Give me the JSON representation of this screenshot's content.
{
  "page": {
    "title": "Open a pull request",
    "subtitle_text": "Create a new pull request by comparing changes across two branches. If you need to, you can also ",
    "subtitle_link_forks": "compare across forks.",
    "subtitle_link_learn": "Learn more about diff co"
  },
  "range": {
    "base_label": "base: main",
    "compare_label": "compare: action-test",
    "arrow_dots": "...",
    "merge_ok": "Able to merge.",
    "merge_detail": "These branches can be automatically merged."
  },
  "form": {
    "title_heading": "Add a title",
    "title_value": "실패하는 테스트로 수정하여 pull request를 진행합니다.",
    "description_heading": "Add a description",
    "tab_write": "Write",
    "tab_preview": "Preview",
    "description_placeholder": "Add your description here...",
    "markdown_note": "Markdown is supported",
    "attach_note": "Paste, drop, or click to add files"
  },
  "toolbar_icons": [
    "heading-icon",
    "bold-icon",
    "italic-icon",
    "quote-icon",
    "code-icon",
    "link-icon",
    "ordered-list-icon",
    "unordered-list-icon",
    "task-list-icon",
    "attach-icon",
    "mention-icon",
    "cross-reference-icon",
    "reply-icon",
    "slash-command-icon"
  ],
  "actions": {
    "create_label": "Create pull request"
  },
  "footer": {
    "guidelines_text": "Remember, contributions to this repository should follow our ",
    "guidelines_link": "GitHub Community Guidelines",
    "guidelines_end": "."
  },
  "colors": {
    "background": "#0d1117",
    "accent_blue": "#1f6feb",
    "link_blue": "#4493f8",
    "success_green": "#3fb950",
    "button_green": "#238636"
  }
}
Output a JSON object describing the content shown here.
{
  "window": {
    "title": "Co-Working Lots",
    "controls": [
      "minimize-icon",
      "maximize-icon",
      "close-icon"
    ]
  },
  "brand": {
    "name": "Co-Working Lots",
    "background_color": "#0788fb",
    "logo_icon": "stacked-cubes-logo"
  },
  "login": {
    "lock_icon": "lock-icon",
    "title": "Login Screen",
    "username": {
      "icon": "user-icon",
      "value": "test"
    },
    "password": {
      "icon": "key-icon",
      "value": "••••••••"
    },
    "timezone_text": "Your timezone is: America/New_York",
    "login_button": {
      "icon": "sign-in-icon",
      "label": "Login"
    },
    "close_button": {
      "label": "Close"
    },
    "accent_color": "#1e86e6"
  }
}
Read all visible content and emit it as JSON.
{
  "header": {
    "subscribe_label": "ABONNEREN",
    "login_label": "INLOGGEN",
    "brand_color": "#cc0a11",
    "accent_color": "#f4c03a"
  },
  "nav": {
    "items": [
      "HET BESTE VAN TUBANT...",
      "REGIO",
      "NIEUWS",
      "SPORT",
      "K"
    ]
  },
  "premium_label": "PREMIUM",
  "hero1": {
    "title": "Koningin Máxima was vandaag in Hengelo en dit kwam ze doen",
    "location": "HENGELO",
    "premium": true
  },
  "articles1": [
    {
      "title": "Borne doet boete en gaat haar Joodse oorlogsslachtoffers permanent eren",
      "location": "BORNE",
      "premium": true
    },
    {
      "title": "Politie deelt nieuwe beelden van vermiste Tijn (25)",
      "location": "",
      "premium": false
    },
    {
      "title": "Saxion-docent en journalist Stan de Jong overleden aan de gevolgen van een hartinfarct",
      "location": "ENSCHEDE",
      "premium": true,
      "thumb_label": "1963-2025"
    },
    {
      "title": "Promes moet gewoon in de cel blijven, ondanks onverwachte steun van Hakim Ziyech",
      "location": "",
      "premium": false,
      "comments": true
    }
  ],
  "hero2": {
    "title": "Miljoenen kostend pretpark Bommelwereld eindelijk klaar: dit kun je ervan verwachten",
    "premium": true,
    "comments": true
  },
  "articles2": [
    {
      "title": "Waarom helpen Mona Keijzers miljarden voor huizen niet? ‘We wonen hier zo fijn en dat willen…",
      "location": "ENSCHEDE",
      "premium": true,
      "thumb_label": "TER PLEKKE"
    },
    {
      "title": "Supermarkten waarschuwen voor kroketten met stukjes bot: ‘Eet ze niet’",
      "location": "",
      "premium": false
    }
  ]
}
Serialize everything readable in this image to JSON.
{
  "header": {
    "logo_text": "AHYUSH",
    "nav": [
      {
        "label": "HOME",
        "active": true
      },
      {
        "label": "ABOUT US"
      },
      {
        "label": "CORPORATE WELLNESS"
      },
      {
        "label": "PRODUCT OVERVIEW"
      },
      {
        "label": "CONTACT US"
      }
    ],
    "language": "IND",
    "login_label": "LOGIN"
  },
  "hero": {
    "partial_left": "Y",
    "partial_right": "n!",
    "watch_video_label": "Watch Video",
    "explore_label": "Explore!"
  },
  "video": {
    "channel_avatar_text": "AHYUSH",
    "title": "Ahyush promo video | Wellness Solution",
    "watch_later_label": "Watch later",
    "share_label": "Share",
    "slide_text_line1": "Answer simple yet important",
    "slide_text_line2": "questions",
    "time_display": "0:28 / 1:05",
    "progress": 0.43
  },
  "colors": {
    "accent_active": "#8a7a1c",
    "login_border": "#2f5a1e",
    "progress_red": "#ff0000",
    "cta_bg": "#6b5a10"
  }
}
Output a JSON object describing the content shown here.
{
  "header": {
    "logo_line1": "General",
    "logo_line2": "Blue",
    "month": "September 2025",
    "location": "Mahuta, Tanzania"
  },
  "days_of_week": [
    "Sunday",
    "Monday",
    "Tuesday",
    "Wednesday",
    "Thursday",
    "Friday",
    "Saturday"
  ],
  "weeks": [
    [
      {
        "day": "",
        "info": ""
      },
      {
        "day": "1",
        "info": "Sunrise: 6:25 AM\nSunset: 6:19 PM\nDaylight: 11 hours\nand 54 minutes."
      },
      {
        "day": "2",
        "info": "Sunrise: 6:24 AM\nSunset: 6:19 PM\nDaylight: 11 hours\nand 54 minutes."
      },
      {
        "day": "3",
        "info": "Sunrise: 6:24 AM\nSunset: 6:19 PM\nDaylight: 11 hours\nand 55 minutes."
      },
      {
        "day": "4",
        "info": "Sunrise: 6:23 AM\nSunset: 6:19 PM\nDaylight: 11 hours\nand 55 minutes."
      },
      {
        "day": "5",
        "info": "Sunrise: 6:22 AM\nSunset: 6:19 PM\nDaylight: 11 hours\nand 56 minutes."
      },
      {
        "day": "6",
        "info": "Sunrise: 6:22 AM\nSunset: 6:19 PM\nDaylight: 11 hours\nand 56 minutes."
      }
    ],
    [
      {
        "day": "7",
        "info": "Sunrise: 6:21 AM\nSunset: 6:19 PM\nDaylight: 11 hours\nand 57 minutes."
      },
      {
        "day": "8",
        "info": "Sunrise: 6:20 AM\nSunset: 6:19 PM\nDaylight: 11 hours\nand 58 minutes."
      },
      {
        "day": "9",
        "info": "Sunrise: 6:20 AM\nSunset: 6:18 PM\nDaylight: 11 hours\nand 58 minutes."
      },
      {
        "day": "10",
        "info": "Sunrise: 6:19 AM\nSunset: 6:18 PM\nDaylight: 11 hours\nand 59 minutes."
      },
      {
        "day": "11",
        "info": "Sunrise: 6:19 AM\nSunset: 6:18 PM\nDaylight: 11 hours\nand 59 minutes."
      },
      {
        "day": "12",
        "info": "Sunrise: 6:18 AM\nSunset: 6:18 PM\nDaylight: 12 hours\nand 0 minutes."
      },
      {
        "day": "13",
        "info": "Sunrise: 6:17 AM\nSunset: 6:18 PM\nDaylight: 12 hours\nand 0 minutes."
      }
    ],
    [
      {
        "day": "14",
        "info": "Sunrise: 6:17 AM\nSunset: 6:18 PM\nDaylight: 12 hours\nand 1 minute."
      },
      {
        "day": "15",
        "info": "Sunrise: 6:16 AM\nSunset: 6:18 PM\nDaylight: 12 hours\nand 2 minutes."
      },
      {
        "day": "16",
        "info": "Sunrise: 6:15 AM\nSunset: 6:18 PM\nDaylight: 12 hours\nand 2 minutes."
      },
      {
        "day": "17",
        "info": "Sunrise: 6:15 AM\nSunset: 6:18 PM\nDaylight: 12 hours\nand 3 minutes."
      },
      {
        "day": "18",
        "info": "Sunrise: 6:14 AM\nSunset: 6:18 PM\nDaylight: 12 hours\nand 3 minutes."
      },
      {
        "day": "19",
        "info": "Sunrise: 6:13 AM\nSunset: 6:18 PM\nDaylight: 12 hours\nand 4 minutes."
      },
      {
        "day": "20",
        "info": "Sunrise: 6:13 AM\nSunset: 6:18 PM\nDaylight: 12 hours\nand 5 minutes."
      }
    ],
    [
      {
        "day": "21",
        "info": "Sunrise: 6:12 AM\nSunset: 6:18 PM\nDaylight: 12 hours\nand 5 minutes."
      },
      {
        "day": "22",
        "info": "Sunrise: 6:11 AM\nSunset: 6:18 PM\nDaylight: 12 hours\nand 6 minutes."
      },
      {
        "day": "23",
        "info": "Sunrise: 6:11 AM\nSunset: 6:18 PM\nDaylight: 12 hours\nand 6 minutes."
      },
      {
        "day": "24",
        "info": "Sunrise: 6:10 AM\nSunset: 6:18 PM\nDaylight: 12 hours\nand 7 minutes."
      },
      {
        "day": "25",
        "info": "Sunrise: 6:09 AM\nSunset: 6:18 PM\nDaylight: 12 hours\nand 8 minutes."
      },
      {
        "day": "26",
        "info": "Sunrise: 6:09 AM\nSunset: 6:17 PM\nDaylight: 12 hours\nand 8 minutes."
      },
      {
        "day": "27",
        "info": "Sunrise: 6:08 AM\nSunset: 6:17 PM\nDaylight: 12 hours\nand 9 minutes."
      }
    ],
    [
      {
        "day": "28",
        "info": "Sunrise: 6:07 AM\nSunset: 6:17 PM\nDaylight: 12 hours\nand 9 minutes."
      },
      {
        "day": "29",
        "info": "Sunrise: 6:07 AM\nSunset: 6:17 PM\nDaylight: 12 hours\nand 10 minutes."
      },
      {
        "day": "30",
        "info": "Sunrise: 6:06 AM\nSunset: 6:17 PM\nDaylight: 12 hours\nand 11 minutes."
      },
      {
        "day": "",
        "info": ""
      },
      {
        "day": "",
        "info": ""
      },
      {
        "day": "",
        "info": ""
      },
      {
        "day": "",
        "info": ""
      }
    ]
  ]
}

[WHAT THE TASK REQUIRES] Search the entries for the word "true", then gather every line that has it.

[FULL SOLUTION]
    "premium": true
      "premium": true
      "premium": true,
      "comments": true
    "premium": true,
    "comments": true
      "premium": true,
        "active": true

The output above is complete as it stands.